Data shown:
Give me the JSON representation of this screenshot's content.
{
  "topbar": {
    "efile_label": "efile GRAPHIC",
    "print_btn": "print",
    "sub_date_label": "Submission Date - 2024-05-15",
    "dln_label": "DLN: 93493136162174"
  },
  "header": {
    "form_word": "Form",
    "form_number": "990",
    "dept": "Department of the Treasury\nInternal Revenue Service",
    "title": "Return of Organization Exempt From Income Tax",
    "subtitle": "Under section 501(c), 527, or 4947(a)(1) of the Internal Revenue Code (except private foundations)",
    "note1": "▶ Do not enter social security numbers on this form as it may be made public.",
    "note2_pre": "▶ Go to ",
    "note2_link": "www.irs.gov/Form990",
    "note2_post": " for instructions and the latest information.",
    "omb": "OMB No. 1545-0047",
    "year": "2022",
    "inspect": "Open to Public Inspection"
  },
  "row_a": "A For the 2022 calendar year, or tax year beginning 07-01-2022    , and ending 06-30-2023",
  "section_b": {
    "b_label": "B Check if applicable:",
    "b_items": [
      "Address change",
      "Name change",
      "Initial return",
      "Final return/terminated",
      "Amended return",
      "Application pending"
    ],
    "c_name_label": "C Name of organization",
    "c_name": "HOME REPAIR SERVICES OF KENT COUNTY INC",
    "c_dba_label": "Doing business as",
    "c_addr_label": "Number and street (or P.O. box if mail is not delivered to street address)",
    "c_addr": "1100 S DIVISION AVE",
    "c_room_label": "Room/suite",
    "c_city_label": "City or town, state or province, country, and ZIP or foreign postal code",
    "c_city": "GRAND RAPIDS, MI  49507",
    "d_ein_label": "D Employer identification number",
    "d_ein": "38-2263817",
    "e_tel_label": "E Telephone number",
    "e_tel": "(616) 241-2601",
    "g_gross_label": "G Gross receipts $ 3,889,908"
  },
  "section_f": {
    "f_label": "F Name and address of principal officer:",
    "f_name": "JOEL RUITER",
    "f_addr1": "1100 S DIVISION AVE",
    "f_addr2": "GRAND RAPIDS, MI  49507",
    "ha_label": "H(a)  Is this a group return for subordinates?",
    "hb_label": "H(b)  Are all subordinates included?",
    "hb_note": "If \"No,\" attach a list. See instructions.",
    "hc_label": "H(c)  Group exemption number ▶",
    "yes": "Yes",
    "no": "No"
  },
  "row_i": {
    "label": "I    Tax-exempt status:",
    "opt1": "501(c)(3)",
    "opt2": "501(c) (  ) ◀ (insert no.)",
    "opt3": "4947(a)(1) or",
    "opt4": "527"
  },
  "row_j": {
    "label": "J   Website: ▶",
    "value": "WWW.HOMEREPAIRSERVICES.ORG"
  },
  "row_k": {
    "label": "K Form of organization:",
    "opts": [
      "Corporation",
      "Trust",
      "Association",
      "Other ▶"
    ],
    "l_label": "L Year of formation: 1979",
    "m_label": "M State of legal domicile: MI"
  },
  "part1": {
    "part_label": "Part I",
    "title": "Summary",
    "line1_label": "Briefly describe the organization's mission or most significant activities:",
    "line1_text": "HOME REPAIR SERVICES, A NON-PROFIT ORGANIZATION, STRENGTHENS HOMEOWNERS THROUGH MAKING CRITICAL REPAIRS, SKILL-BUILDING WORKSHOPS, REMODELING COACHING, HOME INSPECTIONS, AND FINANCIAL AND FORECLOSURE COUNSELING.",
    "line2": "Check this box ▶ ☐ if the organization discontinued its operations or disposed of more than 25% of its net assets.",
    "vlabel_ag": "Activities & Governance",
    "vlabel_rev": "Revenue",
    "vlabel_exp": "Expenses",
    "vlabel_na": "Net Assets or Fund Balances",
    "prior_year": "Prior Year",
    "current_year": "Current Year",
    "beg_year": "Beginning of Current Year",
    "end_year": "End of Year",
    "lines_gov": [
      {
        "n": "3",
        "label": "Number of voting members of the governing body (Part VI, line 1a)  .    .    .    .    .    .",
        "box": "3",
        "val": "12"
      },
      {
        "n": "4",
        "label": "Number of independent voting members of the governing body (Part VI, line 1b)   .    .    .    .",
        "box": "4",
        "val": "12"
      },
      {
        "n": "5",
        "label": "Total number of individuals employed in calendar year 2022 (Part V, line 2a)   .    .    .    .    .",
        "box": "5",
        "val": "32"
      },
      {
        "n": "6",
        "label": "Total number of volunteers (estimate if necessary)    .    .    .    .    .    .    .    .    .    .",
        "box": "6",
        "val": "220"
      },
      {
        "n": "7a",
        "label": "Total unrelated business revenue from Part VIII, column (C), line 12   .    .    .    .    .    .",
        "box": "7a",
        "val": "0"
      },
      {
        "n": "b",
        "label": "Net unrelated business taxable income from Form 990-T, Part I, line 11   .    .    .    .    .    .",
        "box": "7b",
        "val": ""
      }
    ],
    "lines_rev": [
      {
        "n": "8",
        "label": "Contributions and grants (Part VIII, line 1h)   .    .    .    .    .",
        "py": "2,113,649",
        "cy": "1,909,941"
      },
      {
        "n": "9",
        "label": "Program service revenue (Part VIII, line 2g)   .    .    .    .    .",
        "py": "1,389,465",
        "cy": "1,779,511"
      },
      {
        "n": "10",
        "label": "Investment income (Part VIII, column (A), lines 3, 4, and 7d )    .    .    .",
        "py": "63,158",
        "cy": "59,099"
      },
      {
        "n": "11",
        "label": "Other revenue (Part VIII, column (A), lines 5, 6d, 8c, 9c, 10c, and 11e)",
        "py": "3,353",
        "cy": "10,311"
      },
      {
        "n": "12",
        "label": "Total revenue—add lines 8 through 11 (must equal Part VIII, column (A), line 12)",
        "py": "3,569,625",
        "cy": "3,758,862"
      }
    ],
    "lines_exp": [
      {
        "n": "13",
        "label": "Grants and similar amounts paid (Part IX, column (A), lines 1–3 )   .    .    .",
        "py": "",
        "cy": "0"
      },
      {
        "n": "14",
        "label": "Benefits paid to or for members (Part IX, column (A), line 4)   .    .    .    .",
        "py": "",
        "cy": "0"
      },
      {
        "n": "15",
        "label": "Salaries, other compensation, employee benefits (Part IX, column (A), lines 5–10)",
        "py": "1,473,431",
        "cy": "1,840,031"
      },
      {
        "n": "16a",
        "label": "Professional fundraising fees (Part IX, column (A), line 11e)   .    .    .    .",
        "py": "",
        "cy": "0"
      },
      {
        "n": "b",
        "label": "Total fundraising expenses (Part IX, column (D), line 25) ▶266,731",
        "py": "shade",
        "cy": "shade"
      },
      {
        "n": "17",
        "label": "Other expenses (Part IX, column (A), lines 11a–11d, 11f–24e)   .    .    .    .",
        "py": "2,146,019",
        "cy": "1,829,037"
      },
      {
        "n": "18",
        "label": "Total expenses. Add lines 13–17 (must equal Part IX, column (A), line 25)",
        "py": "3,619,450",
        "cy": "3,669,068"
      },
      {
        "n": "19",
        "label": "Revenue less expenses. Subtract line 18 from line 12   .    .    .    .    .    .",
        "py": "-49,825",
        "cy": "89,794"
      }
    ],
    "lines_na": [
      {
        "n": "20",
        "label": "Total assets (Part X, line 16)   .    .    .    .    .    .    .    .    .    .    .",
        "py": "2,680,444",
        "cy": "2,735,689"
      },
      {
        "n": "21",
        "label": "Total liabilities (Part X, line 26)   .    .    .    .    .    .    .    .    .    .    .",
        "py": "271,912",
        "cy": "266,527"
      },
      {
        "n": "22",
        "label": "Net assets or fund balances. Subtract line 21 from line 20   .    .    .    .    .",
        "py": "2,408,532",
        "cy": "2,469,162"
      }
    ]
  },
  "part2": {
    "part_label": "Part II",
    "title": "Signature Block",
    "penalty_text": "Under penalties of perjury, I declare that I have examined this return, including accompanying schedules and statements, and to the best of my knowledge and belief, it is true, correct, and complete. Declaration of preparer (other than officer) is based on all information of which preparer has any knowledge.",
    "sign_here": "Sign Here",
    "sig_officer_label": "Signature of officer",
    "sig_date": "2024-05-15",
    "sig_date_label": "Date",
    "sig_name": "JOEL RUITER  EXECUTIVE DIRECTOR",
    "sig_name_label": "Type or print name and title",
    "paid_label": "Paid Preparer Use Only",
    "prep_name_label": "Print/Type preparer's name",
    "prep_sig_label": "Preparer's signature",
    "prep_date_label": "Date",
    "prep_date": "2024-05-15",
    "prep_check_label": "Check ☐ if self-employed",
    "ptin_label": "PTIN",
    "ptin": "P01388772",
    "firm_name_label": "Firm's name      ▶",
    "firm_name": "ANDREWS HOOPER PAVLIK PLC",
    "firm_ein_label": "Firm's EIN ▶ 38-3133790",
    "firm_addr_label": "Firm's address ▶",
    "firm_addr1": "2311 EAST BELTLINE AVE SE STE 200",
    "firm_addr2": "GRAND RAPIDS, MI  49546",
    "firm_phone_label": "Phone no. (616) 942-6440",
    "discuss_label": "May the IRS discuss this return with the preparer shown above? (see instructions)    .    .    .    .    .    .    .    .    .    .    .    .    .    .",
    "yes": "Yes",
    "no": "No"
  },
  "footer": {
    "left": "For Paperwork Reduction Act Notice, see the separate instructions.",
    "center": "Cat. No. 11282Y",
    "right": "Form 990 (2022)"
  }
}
--
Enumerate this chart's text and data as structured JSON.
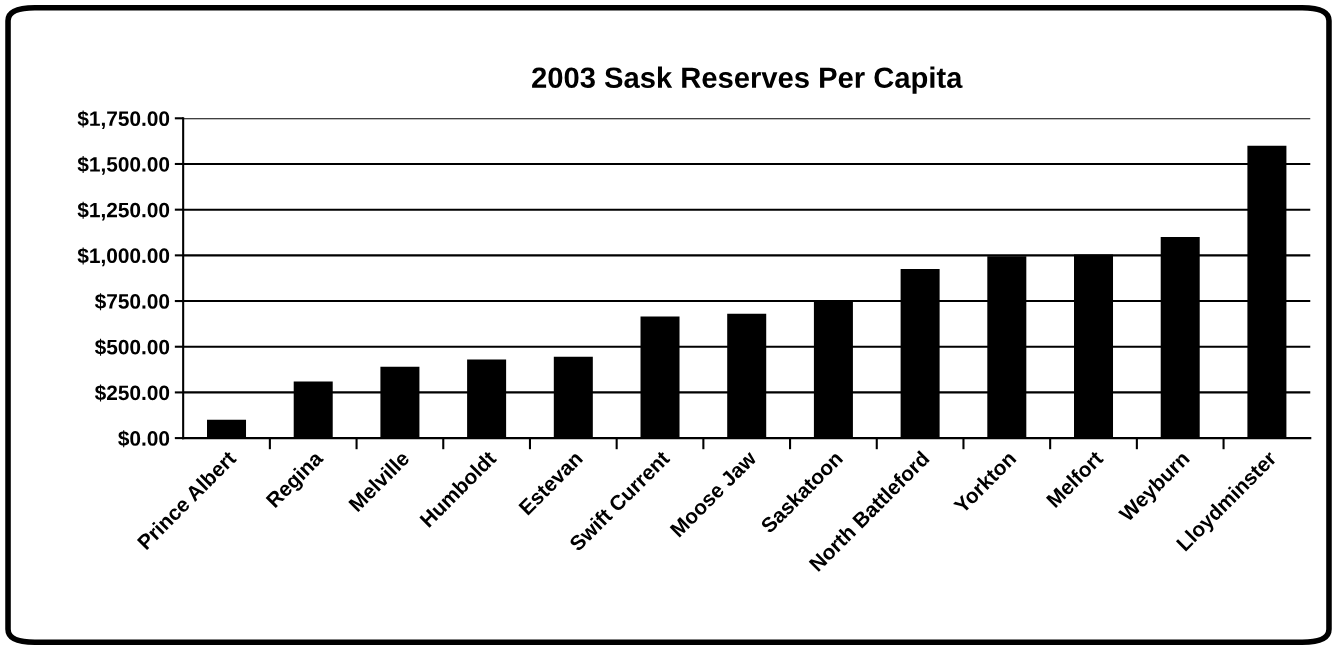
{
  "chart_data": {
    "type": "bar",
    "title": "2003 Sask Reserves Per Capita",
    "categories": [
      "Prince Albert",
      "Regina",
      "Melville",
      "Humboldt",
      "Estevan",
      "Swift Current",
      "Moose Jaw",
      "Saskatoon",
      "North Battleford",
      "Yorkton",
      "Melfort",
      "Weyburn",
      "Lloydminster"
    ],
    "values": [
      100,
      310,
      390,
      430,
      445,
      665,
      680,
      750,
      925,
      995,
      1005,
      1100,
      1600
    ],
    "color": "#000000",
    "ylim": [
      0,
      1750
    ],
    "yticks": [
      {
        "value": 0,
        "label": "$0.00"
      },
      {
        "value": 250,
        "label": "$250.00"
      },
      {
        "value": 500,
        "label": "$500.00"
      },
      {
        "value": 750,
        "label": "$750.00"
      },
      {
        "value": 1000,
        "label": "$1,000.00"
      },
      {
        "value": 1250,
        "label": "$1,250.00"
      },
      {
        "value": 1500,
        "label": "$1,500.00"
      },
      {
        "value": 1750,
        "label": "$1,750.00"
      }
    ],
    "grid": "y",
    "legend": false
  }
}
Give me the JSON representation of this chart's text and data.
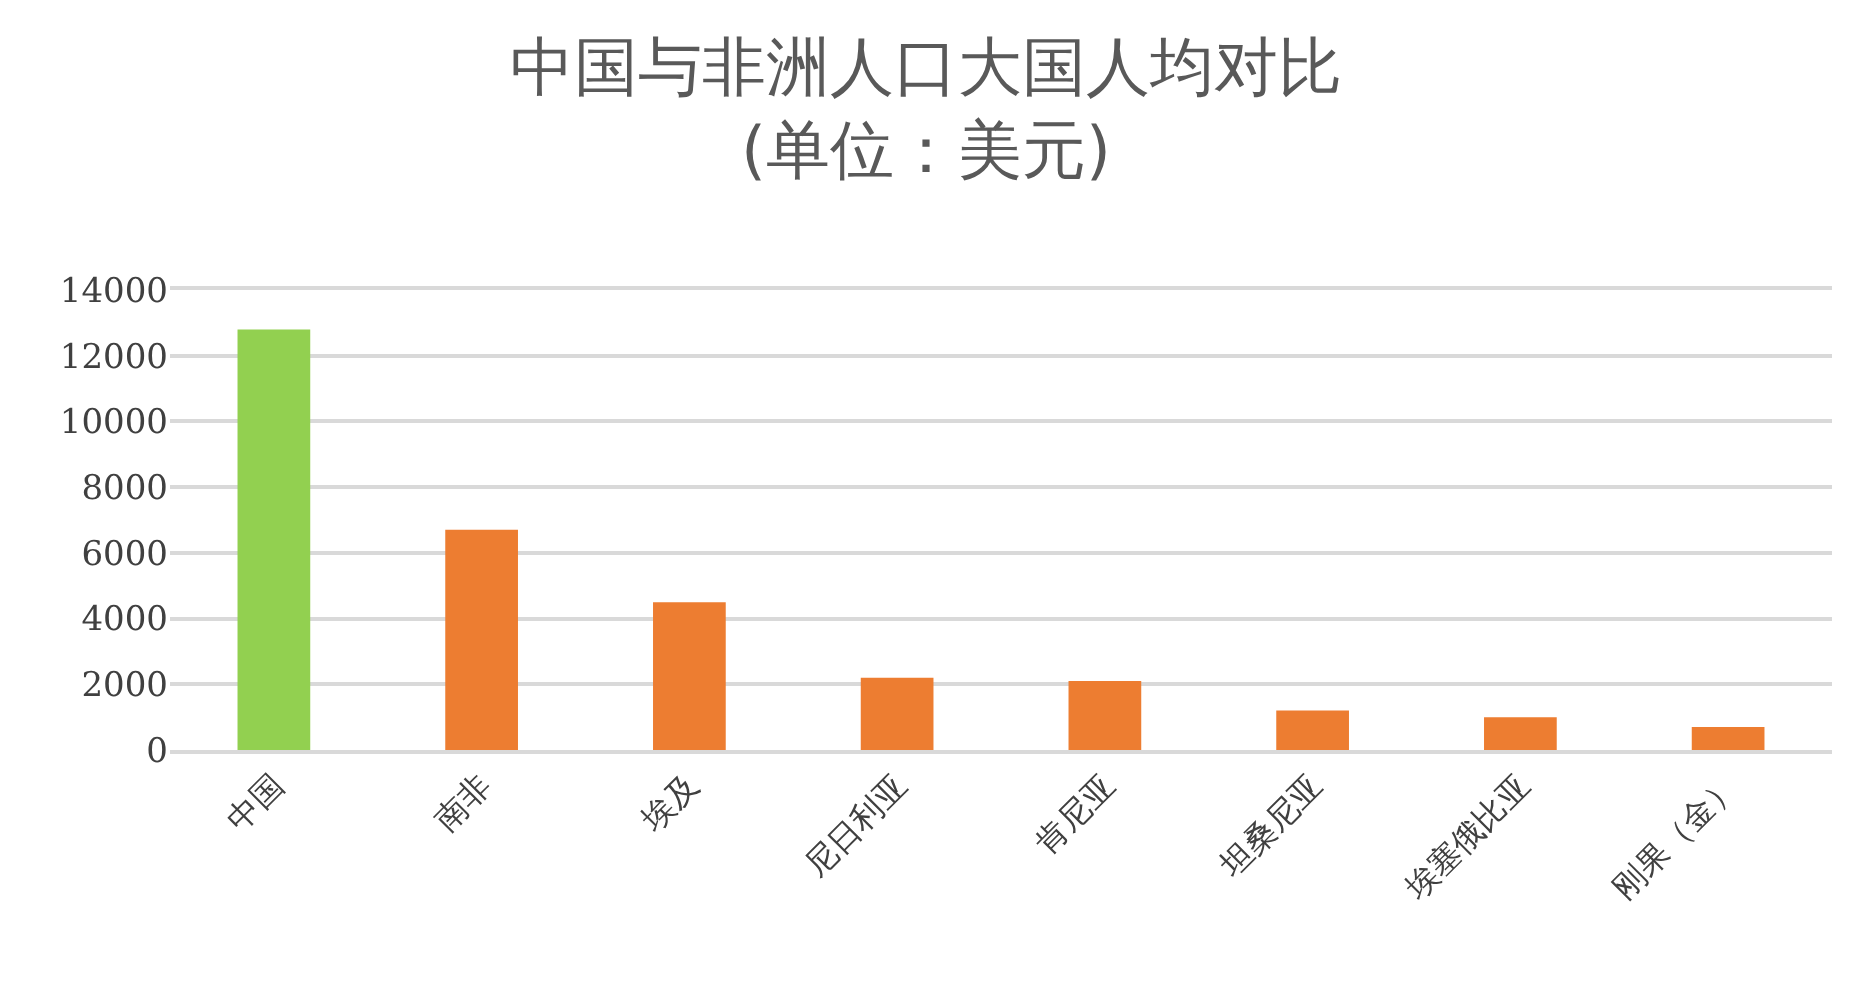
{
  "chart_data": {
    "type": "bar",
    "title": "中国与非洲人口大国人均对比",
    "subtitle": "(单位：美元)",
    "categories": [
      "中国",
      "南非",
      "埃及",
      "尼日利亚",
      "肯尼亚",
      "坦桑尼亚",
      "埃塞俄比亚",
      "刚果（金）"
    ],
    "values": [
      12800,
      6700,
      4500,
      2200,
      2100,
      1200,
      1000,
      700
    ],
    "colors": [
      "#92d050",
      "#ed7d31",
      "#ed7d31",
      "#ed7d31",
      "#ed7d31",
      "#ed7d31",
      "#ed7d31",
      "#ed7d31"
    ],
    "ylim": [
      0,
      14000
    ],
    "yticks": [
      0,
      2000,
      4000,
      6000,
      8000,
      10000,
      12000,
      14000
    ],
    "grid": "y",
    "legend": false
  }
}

Short exercise: Look back over the material above and state how many lines hold the word "equal". Write the number and nothing else.

Response to this exercise: 2